**Aim**
Look over the lines below. Report each one that includes the string "dislocations".

**Provided information**

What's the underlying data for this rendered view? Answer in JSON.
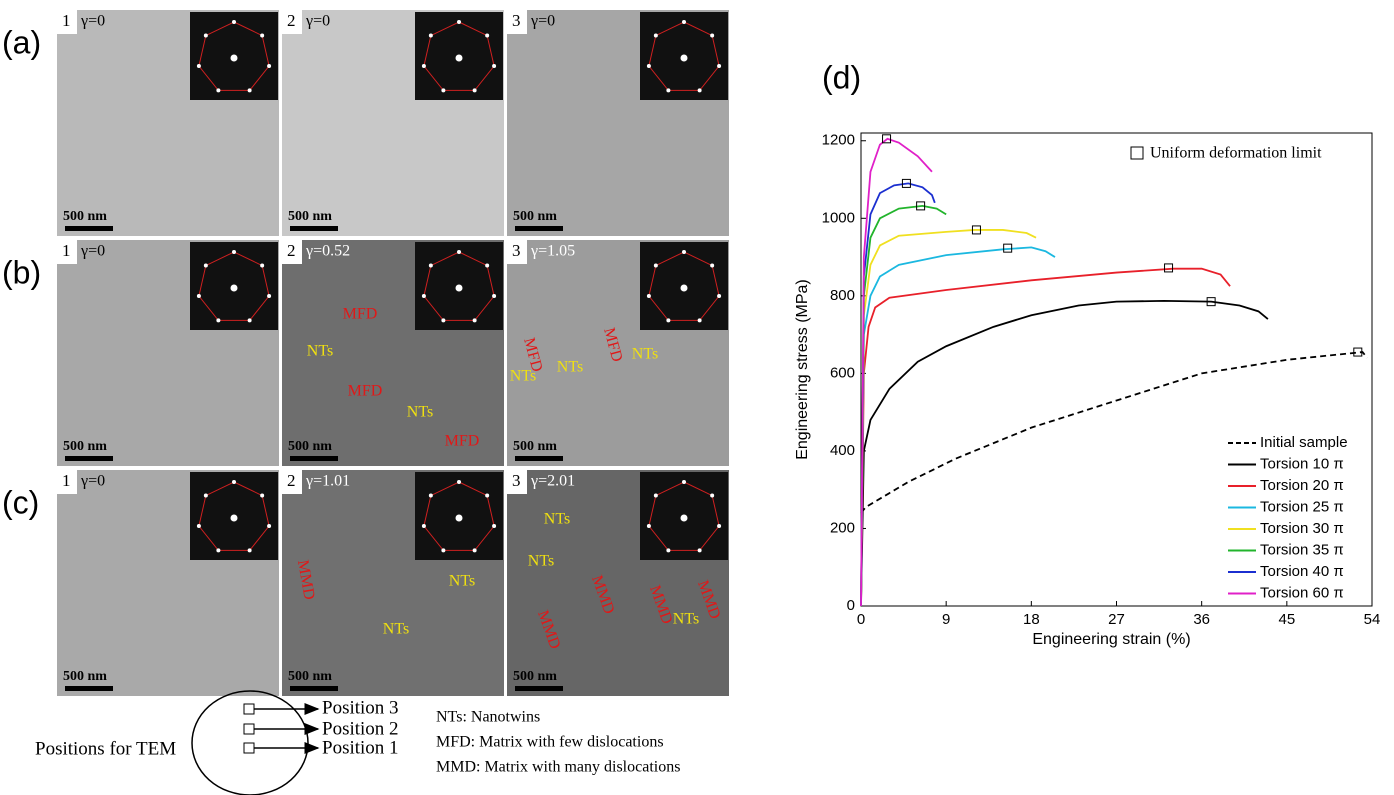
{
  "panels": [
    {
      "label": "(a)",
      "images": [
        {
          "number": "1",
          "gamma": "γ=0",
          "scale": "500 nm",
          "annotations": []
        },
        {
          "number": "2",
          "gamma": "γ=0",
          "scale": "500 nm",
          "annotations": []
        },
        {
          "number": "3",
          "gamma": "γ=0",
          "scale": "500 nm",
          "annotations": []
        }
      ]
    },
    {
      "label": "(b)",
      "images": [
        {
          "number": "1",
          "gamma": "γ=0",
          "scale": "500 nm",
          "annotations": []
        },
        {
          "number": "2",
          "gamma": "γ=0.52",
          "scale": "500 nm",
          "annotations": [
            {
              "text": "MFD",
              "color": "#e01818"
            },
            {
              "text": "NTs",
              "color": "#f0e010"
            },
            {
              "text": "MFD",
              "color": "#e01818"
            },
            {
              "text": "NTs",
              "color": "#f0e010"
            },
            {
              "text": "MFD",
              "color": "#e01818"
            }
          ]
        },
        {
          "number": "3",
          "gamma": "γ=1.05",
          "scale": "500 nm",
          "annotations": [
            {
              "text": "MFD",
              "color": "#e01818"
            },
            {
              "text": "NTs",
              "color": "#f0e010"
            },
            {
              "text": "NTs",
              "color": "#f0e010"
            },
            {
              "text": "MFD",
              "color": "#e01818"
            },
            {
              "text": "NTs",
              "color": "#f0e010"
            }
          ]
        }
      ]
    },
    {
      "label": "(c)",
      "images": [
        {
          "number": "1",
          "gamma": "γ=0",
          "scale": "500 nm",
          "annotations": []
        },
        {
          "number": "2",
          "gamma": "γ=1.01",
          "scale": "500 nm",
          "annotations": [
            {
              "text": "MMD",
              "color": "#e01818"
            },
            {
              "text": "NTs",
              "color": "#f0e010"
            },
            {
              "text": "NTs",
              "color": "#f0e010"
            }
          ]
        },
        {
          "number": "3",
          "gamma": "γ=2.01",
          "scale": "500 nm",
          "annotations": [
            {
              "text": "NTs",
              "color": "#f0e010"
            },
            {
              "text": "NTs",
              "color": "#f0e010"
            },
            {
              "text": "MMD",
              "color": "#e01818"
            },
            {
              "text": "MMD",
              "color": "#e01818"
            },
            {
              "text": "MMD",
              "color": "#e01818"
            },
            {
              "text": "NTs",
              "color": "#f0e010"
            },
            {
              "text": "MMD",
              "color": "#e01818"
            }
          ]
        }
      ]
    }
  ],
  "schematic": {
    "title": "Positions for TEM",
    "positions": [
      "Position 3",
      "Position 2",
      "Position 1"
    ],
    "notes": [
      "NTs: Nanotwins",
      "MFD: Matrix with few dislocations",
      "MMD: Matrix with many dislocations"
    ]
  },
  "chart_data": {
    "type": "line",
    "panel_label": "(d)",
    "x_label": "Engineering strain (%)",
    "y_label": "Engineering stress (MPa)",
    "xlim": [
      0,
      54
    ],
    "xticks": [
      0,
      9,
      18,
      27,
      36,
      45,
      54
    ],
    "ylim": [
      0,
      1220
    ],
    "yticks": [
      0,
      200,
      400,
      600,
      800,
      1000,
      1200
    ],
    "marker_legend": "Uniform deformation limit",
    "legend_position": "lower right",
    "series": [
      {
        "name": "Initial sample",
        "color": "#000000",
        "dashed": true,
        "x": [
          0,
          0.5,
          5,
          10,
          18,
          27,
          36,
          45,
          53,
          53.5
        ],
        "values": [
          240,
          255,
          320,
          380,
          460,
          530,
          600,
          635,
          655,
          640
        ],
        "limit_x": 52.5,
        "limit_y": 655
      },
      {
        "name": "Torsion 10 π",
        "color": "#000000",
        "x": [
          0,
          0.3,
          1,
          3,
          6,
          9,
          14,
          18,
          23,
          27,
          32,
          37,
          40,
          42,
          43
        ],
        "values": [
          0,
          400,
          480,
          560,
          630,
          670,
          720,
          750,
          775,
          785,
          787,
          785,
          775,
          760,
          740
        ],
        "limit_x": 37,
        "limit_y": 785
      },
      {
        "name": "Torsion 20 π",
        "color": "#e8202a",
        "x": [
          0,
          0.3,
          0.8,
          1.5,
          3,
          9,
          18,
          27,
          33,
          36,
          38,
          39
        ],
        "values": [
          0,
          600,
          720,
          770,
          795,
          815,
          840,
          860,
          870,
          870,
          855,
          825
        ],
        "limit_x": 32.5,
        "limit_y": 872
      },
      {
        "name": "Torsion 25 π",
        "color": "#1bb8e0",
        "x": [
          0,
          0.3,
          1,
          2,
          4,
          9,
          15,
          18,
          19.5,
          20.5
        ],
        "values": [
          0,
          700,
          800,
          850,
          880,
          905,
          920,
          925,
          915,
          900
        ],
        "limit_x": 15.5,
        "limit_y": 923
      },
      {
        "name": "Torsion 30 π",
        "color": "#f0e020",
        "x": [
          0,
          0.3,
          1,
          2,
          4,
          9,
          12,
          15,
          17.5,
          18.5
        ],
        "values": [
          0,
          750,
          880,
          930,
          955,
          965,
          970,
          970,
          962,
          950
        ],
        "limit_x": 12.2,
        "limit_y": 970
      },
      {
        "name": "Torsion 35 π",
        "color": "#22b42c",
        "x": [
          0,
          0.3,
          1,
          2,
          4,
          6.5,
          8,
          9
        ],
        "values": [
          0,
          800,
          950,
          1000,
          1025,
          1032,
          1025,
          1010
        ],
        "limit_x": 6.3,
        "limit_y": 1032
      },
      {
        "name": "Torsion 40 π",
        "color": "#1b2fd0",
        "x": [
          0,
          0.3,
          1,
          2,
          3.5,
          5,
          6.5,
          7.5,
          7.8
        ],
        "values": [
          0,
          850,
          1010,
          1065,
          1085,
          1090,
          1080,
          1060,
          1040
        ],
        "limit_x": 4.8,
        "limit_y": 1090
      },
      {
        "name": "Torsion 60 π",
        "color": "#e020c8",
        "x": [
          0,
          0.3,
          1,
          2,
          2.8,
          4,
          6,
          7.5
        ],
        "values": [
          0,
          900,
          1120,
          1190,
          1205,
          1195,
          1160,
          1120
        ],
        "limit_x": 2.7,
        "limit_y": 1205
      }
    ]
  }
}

**Full solution**
      "MFD: Matrix with few dislocations",
      "MMD: Matrix with many dislocations"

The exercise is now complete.